Given problem
Copy out every record precisely.

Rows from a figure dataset
++++++++

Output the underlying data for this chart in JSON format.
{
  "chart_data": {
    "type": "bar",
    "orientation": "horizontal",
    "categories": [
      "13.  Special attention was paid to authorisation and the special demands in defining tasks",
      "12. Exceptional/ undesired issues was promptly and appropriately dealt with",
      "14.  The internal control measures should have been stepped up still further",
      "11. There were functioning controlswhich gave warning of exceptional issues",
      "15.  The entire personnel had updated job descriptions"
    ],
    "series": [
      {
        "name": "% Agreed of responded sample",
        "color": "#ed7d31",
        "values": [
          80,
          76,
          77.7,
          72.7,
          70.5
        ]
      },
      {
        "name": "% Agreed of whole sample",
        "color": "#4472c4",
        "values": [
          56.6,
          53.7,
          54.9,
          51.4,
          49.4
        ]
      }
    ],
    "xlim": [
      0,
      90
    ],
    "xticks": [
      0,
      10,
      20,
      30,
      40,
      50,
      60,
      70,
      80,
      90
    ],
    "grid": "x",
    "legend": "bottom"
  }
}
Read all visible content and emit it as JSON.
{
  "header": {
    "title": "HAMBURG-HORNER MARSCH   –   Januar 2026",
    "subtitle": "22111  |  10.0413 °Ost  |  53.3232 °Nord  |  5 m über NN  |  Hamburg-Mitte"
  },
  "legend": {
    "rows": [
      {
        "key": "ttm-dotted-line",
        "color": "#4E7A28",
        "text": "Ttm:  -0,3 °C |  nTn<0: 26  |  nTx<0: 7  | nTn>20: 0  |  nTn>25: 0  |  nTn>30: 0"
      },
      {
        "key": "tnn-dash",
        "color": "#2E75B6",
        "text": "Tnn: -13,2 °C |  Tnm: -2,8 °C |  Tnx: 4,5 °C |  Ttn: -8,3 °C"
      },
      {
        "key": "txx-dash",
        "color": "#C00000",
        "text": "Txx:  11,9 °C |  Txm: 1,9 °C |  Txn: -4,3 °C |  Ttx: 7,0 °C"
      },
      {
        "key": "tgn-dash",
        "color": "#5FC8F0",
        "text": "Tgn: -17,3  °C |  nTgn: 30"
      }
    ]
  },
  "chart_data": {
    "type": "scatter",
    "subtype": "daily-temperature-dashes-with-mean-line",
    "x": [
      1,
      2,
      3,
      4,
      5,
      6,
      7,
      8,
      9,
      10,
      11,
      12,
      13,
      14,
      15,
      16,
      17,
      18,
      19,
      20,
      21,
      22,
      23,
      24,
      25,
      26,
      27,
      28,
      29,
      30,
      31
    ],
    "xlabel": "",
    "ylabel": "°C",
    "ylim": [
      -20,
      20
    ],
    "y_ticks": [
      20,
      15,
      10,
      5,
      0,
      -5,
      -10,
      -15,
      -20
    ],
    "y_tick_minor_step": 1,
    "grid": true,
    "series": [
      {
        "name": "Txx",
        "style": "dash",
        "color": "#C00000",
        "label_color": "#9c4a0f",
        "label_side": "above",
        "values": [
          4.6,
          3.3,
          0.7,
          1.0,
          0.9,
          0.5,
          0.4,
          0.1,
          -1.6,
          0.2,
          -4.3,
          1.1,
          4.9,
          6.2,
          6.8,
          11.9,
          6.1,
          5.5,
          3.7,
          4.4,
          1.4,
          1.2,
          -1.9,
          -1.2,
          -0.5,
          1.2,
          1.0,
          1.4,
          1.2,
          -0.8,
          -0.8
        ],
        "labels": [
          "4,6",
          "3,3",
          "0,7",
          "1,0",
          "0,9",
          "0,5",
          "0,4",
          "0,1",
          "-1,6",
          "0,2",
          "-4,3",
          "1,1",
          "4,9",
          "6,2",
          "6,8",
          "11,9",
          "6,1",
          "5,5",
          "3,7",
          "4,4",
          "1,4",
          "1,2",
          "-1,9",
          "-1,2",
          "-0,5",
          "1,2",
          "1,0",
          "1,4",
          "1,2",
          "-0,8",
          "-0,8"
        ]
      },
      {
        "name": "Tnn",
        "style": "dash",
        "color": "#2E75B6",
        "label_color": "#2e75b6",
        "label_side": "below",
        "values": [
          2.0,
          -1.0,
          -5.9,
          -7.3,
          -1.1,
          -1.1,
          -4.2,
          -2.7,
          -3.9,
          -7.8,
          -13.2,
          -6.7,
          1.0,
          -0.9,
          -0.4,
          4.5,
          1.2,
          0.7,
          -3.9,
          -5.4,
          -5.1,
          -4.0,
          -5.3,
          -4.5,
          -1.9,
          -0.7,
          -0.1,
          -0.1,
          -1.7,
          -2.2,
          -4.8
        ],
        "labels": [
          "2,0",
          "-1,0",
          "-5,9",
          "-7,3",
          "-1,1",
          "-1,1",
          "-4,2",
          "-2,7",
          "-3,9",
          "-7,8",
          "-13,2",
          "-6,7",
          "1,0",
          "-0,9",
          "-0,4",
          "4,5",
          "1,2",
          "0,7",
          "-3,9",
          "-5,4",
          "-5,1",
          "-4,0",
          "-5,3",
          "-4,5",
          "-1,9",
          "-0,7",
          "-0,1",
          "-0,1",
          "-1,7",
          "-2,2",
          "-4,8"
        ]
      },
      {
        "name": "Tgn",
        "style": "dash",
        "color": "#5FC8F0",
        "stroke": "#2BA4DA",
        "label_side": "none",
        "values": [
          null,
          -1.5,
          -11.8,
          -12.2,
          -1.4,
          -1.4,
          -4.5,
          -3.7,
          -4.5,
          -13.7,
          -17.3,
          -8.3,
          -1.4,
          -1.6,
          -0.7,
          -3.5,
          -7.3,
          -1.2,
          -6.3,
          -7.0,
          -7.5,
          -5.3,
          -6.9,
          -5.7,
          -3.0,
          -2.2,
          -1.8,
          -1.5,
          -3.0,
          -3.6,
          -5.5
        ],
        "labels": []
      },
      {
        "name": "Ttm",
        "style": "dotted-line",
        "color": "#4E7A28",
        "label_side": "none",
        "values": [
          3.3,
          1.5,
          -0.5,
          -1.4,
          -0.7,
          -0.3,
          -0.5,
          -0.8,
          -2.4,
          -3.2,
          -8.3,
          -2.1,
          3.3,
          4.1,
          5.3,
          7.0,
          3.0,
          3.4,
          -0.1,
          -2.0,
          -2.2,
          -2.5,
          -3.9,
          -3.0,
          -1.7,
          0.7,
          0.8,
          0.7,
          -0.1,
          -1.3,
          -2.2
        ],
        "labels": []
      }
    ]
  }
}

++++++++

Complete output
Output the underlying data for this chart in JSON format.
{
  "chart_data": {
    "type": "bar",
    "orientation": "horizontal",
    "categories": [
      "13.  Special attention was paid to authorisation and the special demands in defining tasks",
      "12. Exceptional/ undesired issues was promptly and appropriately dealt with",
      "14.  The internal control measures should have been stepped up still further",
      "11. There were functioning controlswhich gave warning of exceptional issues",
      "15.  The entire personnel had updated job descriptions"
    ],
    "series": [
      {
        "name": "% Agreed of responded sample",
        "color": "#ed7d31",
        "values": [
          80,
          76,
          77.7,
          72.7,
          70.5
        ]
      },
      {
        "name": "% Agreed of whole sample",
        "color": "#4472c4",
        "values": [
          56.6,
          53.7,
          54.9,
          51.4,
          49.4
        ]
      }
    ],
    "xlim": [
      0,
      90
    ],
    "xticks": [
      0,
      10,
      20,
      30,
      40,
      50,
      60,
      70,
      80,
      90
    ],
    "grid": "x",
    "legend": "bottom"
  }
}
Read all visible content and emit it as JSON.
{
  "header": {
    "title": "HAMBURG-HORNER MARSCH   –   Januar 2026",
    "subtitle": "22111  |  10.0413 °Ost  |  53.3232 °Nord  |  5 m über NN  |  Hamburg-Mitte"
  },
  "legend": {
    "rows": [
      {
        "key": "ttm-dotted-line",
        "color": "#4E7A28",
        "text": "Ttm:  -0,3 °C |  nTn<0: 26  |  nTx<0: 7  | nTn>20: 0  |  nTn>25: 0  |  nTn>30: 0"
      },
      {
        "key": "tnn-dash",
        "color": "#2E75B6",
        "text": "Tnn: -13,2 °C |  Tnm: -2,8 °C |  Tnx: 4,5 °C |  Ttn: -8,3 °C"
      },
      {
        "key": "txx-dash",
        "color": "#C00000",
        "text": "Txx:  11,9 °C |  Txm: 1,9 °C |  Txn: -4,3 °C |  Ttx: 7,0 °C"
      },
      {
        "key": "tgn-dash",
        "color": "#5FC8F0",
        "text": "Tgn: -17,3  °C |  nTgn: 30"
      }
    ]
  },
  "chart_data": {
    "type": "scatter",
    "subtype": "daily-temperature-dashes-with-mean-line",
    "x": [
      1,
      2,
      3,
      4,
      5,
      6,
      7,
      8,
      9,
      10,
      11,
      12,
      13,
      14,
      15,
      16,
      17,
      18,
      19,
      20,
      21,
      22,
      23,
      24,
      25,
      26,
      27,
      28,
      29,
      30,
      31
    ],
    "xlabel": "",
    "ylabel": "°C",
    "ylim": [
      -20,
      20
    ],
    "y_ticks": [
      20,
      15,
      10,
      5,
      0,
      -5,
      -10,
      -15,
      -20
    ],
    "y_tick_minor_step": 1,
    "grid": true,
    "series": [
      {
        "name": "Txx",
        "style": "dash",
        "color": "#C00000",
        "label_color": "#9c4a0f",
        "label_side": "above",
        "values": [
          4.6,
          3.3,
          0.7,
          1.0,
          0.9,
          0.5,
          0.4,
          0.1,
          -1.6,
          0.2,
          -4.3,
          1.1,
          4.9,
          6.2,
          6.8,
          11.9,
          6.1,
          5.5,
          3.7,
          4.4,
          1.4,
          1.2,
          -1.9,
          -1.2,
          -0.5,
          1.2,
          1.0,
          1.4,
          1.2,
          -0.8,
          -0.8
        ],
        "labels": [
          "4,6",
          "3,3",
          "0,7",
          "1,0",
          "0,9",
          "0,5",
          "0,4",
          "0,1",
          "-1,6",
          "0,2",
          "-4,3",
          "1,1",
          "4,9",
          "6,2",
          "6,8",
          "11,9",
          "6,1",
          "5,5",
          "3,7",
          "4,4",
          "1,4",
          "1,2",
          "-1,9",
          "-1,2",
          "-0,5",
          "1,2",
          "1,0",
          "1,4",
          "1,2",
          "-0,8",
          "-0,8"
        ]
      },
      {
        "name": "Tnn",
        "style": "dash",
        "color": "#2E75B6",
        "label_color": "#2e75b6",
        "label_side": "below",
        "values": [
          2.0,
          -1.0,
          -5.9,
          -7.3,
          -1.1,
          -1.1,
          -4.2,
          -2.7,
          -3.9,
          -7.8,
          -13.2,
          -6.7,
          1.0,
          -0.9,
          -0.4,
          4.5,
          1.2,
          0.7,
          -3.9,
          -5.4,
          -5.1,
          -4.0,
          -5.3,
          -4.5,
          -1.9,
          -0.7,
          -0.1,
          -0.1,
          -1.7,
          -2.2,
          -4.8
        ],
        "labels": [
          "2,0",
          "-1,0",
          "-5,9",
          "-7,3",
          "-1,1",
          "-1,1",
          "-4,2",
          "-2,7",
          "-3,9",
          "-7,8",
          "-13,2",
          "-6,7",
          "1,0",
          "-0,9",
          "-0,4",
          "4,5",
          "1,2",
          "0,7",
          "-3,9",
          "-5,4",
          "-5,1",
          "-4,0",
          "-5,3",
          "-4,5",
          "-1,9",
          "-0,7",
          "-0,1",
          "-0,1",
          "-1,7",
          "-2,2",
          "-4,8"
        ]
      },
      {
        "name": "Tgn",
        "style": "dash",
        "color": "#5FC8F0",
        "stroke": "#2BA4DA",
        "label_side": "none",
        "values": [
          null,
          -1.5,
          -11.8,
          -12.2,
          -1.4,
          -1.4,
          -4.5,
          -3.7,
          -4.5,
          -13.7,
          -17.3,
          -8.3,
          -1.4,
          -1.6,
          -0.7,
          -3.5,
          -7.3,
          -1.2,
          -6.3,
          -7.0,
          -7.5,
          -5.3,
          -6.9,
          -5.7,
          -3.0,
          -2.2,
          -1.8,
          -1.5,
          -3.0,
          -3.6,
          -5.5
        ],
        "labels": []
      },
      {
        "name": "Ttm",
        "style": "dotted-line",
        "color": "#4E7A28",
        "label_side": "none",
        "values": [
          3.3,
          1.5,
          -0.5,
          -1.4,
          -0.7,
          -0.3,
          -0.5,
          -0.8,
          -2.4,
          -3.2,
          -8.3,
          -2.1,
          3.3,
          4.1,
          5.3,
          7.0,
          3.0,
          3.4,
          -0.1,
          -2.0,
          -2.2,
          -2.5,
          -3.9,
          -3.0,
          -1.7,
          0.7,
          0.8,
          0.7,
          -0.1,
          -1.3,
          -2.2
        ],
        "labels": []
      }
    ]
  }
}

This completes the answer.